Task to carry out: What follows is a block of records; restate each one word for word.

══ Recorded information

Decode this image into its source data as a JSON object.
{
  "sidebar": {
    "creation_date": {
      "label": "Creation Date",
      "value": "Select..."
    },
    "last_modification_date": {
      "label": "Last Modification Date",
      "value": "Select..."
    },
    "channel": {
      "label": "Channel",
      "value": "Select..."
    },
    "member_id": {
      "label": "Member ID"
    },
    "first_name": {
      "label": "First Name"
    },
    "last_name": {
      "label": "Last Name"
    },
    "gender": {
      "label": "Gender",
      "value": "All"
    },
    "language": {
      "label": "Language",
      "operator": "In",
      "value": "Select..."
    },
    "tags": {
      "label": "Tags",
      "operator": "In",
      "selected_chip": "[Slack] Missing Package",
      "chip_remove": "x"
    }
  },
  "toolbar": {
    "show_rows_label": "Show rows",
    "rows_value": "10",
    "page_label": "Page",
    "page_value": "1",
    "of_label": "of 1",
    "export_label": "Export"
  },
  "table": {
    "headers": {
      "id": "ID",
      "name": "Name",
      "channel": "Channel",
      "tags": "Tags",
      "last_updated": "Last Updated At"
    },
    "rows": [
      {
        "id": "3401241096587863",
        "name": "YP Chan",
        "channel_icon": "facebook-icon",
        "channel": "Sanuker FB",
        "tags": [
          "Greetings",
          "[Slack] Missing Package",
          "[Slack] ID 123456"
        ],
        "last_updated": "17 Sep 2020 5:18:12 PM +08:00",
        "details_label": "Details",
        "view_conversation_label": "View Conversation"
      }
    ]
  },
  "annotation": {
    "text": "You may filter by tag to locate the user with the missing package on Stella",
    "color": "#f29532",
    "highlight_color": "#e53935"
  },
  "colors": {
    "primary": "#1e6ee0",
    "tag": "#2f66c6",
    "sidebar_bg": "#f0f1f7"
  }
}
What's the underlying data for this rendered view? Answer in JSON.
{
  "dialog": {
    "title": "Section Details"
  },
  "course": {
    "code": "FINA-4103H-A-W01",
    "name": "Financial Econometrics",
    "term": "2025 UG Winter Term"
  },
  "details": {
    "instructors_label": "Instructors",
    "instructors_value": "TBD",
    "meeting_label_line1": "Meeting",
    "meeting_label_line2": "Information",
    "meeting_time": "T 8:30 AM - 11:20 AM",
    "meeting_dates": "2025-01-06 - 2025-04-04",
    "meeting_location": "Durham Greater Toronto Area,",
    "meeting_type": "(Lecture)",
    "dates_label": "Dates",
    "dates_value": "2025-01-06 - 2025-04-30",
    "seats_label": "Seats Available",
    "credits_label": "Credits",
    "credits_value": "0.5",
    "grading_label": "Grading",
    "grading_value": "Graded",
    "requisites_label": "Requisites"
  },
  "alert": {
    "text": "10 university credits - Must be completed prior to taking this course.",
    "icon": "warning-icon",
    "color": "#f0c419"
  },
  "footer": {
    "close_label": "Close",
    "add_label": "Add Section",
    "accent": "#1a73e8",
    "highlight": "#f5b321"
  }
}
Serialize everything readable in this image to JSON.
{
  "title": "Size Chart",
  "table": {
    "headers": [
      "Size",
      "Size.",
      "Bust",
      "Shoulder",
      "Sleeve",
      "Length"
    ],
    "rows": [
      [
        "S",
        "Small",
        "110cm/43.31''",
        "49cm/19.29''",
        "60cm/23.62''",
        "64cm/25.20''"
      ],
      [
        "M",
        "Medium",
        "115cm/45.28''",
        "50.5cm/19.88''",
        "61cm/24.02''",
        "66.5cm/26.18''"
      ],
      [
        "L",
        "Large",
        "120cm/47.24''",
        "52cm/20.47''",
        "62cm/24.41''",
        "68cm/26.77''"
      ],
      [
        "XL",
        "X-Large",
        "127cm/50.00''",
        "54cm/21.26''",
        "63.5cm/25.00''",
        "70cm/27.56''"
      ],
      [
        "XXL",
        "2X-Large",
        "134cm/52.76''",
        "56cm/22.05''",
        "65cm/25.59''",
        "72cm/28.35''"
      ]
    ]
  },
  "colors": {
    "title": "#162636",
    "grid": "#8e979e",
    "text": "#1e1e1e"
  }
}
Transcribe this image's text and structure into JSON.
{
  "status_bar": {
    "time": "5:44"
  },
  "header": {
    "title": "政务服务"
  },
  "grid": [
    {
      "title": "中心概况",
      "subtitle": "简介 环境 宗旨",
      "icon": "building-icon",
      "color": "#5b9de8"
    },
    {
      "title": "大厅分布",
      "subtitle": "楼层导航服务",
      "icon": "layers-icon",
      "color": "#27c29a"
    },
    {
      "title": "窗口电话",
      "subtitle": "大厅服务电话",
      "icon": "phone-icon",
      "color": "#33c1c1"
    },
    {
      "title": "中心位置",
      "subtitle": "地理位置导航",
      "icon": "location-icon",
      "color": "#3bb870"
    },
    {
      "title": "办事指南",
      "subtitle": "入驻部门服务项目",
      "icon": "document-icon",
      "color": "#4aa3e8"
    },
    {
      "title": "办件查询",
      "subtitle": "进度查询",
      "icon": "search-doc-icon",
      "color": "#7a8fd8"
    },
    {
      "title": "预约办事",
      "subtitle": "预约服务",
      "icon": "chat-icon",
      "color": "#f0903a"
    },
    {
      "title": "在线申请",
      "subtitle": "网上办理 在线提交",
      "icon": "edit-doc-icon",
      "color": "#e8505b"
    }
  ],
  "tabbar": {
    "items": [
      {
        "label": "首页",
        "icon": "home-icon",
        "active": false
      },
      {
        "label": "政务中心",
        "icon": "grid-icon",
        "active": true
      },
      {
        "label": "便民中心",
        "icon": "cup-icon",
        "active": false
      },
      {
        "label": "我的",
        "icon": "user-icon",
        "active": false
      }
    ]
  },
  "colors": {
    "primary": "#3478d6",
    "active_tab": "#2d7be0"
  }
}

════

Result of this exercise:
Decode this image into its source data as a JSON object.
{
  "sidebar": {
    "creation_date": {
      "label": "Creation Date",
      "value": "Select..."
    },
    "last_modification_date": {
      "label": "Last Modification Date",
      "value": "Select..."
    },
    "channel": {
      "label": "Channel",
      "value": "Select..."
    },
    "member_id": {
      "label": "Member ID"
    },
    "first_name": {
      "label": "First Name"
    },
    "last_name": {
      "label": "Last Name"
    },
    "gender": {
      "label": "Gender",
      "value": "All"
    },
    "language": {
      "label": "Language",
      "operator": "In",
      "value": "Select..."
    },
    "tags": {
      "label": "Tags",
      "operator": "In",
      "selected_chip": "[Slack] Missing Package",
      "chip_remove": "x"
    }
  },
  "toolbar": {
    "show_rows_label": "Show rows",
    "rows_value": "10",
    "page_label": "Page",
    "page_value": "1",
    "of_label": "of 1",
    "export_label": "Export"
  },
  "table": {
    "headers": {
      "id": "ID",
      "name": "Name",
      "channel": "Channel",
      "tags": "Tags",
      "last_updated": "Last Updated At"
    },
    "rows": [
      {
        "id": "3401241096587863",
        "name": "YP Chan",
        "channel_icon": "facebook-icon",
        "channel": "Sanuker FB",
        "tags": [
          "Greetings",
          "[Slack] Missing Package",
          "[Slack] ID 123456"
        ],
        "last_updated": "17 Sep 2020 5:18:12 PM +08:00",
        "details_label": "Details",
        "view_conversation_label": "View Conversation"
      }
    ]
  },
  "annotation": {
    "text": "You may filter by tag to locate the user with the missing package on Stella",
    "color": "#f29532",
    "highlight_color": "#e53935"
  },
  "colors": {
    "primary": "#1e6ee0",
    "tag": "#2f66c6",
    "sidebar_bg": "#f0f1f7"
  }
}
What's the underlying data for this rendered view? Answer in JSON.
{
  "dialog": {
    "title": "Section Details"
  },
  "course": {
    "code": "FINA-4103H-A-W01",
    "name": "Financial Econometrics",
    "term": "2025 UG Winter Term"
  },
  "details": {
    "instructors_label": "Instructors",
    "instructors_value": "TBD",
    "meeting_label_line1": "Meeting",
    "meeting_label_line2": "Information",
    "meeting_time": "T 8:30 AM - 11:20 AM",
    "meeting_dates": "2025-01-06 - 2025-04-04",
    "meeting_location": "Durham Greater Toronto Area,",
    "meeting_type": "(Lecture)",
    "dates_label": "Dates",
    "dates_value": "2025-01-06 - 2025-04-30",
    "seats_label": "Seats Available",
    "credits_label": "Credits",
    "credits_value": "0.5",
    "grading_label": "Grading",
    "grading_value": "Graded",
    "requisites_label": "Requisites"
  },
  "alert": {
    "text": "10 university credits - Must be completed prior to taking this course.",
    "icon": "warning-icon",
    "color": "#f0c419"
  },
  "footer": {
    "close_label": "Close",
    "add_label": "Add Section",
    "accent": "#1a73e8",
    "highlight": "#f5b321"
  }
}
Serialize everything readable in this image to JSON.
{
  "title": "Size Chart",
  "table": {
    "headers": [
      "Size",
      "Size.",
      "Bust",
      "Shoulder",
      "Sleeve",
      "Length"
    ],
    "rows": [
      [
        "S",
        "Small",
        "110cm/43.31''",
        "49cm/19.29''",
        "60cm/23.62''",
        "64cm/25.20''"
      ],
      [
        "M",
        "Medium",
        "115cm/45.28''",
        "50.5cm/19.88''",
        "61cm/24.02''",
        "66.5cm/26.18''"
      ],
      [
        "L",
        "Large",
        "120cm/47.24''",
        "52cm/20.47''",
        "62cm/24.41''",
        "68cm/26.77''"
      ],
      [
        "XL",
        "X-Large",
        "127cm/50.00''",
        "54cm/21.26''",
        "63.5cm/25.00''",
        "70cm/27.56''"
      ],
      [
        "XXL",
        "2X-Large",
        "134cm/52.76''",
        "56cm/22.05''",
        "65cm/25.59''",
        "72cm/28.35''"
      ]
    ]
  },
  "colors": {
    "title": "#162636",
    "grid": "#8e979e",
    "text": "#1e1e1e"
  }
}
Transcribe this image's text and structure into JSON.
{
  "status_bar": {
    "time": "5:44"
  },
  "header": {
    "title": "政务服务"
  },
  "grid": [
    {
      "title": "中心概况",
      "subtitle": "简介 环境 宗旨",
      "icon": "building-icon",
      "color": "#5b9de8"
    },
    {
      "title": "大厅分布",
      "subtitle": "楼层导航服务",
      "icon": "layers-icon",
      "color": "#27c29a"
    },
    {
      "title": "窗口电话",
      "subtitle": "大厅服务电话",
      "icon": "phone-icon",
      "color": "#33c1c1"
    },
    {
      "title": "中心位置",
      "subtitle": "地理位置导航",
      "icon": "location-icon",
      "color": "#3bb870"
    },
    {
      "title": "办事指南",
      "subtitle": "入驻部门服务项目",
      "icon": "document-icon",
      "color": "#4aa3e8"
    },
    {
      "title": "办件查询",
      "subtitle": "进度查询",
      "icon": "search-doc-icon",
      "color": "#7a8fd8"
    },
    {
      "title": "预约办事",
      "subtitle": "预约服务",
      "icon": "chat-icon",
      "color": "#f0903a"
    },
    {
      "title": "在线申请",
      "subtitle": "网上办理 在线提交",
      "icon": "edit-doc-icon",
      "color": "#e8505b"
    }
  ],
  "tabbar": {
    "items": [
      {
        "label": "首页",
        "icon": "home-icon",
        "active": false
      },
      {
        "label": "政务中心",
        "icon": "grid-icon",
        "active": true
      },
      {
        "label": "便民中心",
        "icon": "cup-icon",
        "active": false
      },
      {
        "label": "我的",
        "icon": "user-icon",
        "active": false
      }
    ]
  },
  "colors": {
    "primary": "#3478d6",
    "active_tab": "#2d7be0"
  }
}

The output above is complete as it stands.